## Work to be completed
Search the records for the word "Swap" and pick out every line that has it.

## Data extracted from a collection
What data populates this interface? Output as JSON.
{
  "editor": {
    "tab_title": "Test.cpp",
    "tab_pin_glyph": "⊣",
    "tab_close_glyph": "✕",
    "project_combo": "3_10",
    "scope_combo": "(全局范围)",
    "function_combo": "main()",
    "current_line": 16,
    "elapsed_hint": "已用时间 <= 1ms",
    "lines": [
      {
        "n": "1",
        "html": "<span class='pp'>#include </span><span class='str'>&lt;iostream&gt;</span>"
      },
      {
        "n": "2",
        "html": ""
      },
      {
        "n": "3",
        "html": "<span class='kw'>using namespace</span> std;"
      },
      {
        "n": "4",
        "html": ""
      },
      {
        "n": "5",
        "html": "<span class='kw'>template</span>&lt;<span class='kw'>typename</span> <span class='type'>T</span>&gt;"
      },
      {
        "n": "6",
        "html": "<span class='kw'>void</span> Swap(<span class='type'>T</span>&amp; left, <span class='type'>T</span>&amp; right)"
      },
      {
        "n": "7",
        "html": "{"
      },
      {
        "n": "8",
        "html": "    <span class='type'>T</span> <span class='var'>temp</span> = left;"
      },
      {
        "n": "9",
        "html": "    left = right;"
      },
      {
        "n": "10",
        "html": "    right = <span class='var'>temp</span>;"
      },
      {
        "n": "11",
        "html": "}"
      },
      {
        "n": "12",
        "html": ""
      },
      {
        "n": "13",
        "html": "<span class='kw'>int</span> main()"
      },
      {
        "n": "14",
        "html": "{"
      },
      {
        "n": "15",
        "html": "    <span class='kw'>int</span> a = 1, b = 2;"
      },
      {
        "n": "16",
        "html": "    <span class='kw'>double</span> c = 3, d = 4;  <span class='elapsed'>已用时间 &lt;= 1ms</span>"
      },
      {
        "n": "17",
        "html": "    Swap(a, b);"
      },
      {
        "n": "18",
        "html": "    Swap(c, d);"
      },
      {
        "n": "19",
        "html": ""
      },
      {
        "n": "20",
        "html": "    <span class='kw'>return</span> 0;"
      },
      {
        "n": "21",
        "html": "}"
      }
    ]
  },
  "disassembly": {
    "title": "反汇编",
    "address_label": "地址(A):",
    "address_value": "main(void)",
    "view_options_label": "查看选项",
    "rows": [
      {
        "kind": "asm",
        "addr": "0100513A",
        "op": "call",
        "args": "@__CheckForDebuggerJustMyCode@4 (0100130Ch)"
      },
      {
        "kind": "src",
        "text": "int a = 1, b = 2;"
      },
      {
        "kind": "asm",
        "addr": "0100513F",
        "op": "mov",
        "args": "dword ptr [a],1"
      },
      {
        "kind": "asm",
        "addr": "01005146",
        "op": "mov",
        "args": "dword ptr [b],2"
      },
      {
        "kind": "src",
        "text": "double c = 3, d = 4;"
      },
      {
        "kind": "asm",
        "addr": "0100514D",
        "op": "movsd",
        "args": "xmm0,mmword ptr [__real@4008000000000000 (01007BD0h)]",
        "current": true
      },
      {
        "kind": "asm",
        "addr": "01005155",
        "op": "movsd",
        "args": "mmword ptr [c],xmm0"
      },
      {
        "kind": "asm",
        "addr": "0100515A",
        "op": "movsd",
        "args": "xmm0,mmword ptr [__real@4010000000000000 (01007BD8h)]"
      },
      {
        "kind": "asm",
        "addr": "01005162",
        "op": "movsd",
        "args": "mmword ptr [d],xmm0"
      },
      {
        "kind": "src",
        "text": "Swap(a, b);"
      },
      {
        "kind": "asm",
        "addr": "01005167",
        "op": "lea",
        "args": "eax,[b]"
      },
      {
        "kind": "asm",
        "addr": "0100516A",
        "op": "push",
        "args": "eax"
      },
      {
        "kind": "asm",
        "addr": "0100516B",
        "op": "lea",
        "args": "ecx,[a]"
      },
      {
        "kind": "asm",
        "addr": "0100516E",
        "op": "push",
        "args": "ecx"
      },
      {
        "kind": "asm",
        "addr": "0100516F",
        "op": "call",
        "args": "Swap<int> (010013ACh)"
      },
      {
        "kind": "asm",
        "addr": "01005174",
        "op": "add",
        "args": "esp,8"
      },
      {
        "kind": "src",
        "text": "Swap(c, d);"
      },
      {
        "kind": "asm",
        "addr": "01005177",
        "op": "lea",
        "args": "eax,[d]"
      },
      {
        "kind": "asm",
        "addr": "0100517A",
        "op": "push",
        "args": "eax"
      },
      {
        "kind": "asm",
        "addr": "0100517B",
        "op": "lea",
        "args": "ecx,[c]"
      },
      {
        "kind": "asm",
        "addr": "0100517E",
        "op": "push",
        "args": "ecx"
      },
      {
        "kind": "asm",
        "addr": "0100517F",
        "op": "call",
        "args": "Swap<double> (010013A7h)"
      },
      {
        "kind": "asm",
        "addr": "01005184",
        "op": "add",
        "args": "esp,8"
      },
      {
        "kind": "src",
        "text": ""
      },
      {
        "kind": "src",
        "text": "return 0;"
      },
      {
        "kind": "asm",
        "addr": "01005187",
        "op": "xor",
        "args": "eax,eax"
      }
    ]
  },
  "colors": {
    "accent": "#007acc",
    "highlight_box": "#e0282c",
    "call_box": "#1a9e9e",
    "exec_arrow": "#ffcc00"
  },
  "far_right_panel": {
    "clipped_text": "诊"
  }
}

## Solved problem
        "html": "<span class='kw'>void</span> Swap(<span class='type'>T</span>&amp; left, <span class='type'>T</span>&amp; right)"
        "html": "    Swap(a, b);"
        "html": "    Swap(c, d);"
        "text": "Swap(a, b);"
        "args": "Swap<int> (010013ACh)"
        "text": "Swap(c, d);"
        "args": "Swap<double> (010013A7h)"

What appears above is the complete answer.